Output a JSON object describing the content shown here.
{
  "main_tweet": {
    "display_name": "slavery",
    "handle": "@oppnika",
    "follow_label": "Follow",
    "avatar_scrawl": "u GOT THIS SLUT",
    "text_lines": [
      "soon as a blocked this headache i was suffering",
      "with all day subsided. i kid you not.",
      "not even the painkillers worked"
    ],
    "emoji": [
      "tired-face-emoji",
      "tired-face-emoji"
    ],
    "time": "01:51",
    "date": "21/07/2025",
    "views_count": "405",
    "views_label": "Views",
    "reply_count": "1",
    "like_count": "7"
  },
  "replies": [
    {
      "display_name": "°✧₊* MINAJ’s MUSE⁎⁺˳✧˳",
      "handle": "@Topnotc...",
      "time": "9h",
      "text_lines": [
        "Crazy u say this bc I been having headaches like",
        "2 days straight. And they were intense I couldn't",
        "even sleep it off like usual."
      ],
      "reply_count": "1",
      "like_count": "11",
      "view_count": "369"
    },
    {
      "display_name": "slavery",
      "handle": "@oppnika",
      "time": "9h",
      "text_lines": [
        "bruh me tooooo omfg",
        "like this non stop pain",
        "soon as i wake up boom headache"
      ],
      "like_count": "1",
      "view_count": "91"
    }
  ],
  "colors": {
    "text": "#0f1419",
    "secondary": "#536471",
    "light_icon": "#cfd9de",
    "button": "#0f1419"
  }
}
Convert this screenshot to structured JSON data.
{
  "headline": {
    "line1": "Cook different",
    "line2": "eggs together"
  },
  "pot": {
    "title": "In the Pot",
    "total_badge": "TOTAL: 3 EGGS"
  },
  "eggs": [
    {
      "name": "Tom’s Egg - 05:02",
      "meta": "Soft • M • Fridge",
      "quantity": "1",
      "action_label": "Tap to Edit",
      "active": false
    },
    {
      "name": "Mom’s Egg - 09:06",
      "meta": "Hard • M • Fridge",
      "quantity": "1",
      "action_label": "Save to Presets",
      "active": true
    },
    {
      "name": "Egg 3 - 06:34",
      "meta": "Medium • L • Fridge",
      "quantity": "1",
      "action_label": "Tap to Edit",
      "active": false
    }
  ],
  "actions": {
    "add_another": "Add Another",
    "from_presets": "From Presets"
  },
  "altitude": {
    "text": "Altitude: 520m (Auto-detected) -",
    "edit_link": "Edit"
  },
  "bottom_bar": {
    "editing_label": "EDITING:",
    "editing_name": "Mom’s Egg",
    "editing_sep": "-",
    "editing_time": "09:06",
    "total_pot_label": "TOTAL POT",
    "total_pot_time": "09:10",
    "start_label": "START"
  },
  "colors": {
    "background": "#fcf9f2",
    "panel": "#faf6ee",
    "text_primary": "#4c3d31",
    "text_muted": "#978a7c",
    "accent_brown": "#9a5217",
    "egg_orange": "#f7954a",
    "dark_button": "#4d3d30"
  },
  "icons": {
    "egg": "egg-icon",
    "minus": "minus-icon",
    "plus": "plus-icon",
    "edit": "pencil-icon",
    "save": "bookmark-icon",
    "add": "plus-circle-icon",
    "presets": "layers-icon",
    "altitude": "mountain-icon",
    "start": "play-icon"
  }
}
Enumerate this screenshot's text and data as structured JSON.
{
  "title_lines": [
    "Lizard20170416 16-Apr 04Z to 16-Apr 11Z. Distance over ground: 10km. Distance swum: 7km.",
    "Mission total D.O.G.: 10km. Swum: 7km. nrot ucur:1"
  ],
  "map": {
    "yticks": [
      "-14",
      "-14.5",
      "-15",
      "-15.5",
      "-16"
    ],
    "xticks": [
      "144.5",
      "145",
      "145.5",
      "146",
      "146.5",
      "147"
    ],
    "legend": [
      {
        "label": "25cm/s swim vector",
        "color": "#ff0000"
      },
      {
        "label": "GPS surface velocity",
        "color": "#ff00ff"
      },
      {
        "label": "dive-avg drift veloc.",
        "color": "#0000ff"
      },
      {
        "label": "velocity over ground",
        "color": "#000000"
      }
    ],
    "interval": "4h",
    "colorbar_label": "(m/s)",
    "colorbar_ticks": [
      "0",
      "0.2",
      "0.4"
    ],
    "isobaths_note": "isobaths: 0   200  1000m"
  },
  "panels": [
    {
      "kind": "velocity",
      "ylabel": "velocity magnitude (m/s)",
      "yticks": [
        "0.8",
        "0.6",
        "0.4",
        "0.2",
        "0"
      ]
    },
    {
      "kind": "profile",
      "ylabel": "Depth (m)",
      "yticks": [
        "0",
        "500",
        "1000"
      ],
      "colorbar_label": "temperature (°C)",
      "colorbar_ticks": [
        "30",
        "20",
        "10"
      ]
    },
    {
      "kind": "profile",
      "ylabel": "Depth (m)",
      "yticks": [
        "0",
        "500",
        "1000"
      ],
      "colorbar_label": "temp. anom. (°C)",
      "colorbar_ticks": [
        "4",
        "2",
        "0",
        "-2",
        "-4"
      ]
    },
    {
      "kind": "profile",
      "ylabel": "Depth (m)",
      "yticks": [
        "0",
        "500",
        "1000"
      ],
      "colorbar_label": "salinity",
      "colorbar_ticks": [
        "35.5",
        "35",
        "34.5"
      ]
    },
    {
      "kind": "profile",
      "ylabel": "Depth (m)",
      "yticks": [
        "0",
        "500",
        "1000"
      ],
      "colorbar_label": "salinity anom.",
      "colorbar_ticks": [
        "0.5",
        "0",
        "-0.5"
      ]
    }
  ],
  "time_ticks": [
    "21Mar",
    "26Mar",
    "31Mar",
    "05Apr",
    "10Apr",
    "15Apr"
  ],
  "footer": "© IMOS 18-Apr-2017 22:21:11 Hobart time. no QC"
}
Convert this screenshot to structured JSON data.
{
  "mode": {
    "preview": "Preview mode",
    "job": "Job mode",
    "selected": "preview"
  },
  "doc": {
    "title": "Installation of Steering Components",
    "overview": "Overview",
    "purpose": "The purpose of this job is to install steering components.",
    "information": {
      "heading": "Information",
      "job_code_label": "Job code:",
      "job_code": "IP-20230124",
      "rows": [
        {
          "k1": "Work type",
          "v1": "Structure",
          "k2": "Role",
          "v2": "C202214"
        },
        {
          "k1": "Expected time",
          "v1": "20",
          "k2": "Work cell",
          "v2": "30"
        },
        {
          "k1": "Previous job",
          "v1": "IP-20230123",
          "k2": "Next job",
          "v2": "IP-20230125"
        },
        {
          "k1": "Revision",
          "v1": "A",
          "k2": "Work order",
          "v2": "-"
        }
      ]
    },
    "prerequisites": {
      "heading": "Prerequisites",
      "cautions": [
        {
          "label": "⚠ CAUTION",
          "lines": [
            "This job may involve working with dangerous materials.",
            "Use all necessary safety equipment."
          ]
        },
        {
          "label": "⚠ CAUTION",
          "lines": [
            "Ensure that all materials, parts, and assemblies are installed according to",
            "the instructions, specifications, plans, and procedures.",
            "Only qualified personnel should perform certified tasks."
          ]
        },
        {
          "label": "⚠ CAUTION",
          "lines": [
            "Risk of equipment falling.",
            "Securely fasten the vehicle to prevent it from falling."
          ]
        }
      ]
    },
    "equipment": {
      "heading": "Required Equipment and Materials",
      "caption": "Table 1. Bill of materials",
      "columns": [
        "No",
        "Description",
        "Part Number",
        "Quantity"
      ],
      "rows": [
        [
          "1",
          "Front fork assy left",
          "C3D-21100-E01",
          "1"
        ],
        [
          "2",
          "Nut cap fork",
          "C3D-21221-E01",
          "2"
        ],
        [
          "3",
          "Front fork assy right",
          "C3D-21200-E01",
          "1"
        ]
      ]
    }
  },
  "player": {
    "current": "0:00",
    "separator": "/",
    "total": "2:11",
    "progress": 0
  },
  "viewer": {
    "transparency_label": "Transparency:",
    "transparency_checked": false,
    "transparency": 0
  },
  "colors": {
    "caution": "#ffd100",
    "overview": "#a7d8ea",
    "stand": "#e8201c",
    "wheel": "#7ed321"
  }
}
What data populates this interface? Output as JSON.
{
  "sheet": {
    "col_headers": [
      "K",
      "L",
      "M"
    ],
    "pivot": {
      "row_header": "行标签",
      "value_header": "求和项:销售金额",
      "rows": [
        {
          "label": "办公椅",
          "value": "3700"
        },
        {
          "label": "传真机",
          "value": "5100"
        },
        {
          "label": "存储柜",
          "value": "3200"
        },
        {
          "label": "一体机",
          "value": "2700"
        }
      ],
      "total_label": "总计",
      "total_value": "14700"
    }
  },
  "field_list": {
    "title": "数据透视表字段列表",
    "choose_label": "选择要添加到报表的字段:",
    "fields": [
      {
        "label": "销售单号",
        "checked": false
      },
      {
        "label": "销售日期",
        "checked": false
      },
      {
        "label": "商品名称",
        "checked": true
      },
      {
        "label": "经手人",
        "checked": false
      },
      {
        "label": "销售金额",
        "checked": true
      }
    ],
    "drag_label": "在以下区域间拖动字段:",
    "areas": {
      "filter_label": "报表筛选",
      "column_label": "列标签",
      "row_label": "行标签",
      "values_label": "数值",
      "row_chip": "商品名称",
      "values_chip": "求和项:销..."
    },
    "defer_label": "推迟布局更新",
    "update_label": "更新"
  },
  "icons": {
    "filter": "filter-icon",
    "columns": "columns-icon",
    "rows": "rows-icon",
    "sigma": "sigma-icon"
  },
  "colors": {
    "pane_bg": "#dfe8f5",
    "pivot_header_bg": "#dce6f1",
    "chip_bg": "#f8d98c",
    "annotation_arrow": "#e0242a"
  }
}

DO THIS
Go through the records above, find every line with the word "Output", and list those lines.

FULL SOLUTION
Output a JSON object describing the content shown here.
What data populates this interface? Output as JSON.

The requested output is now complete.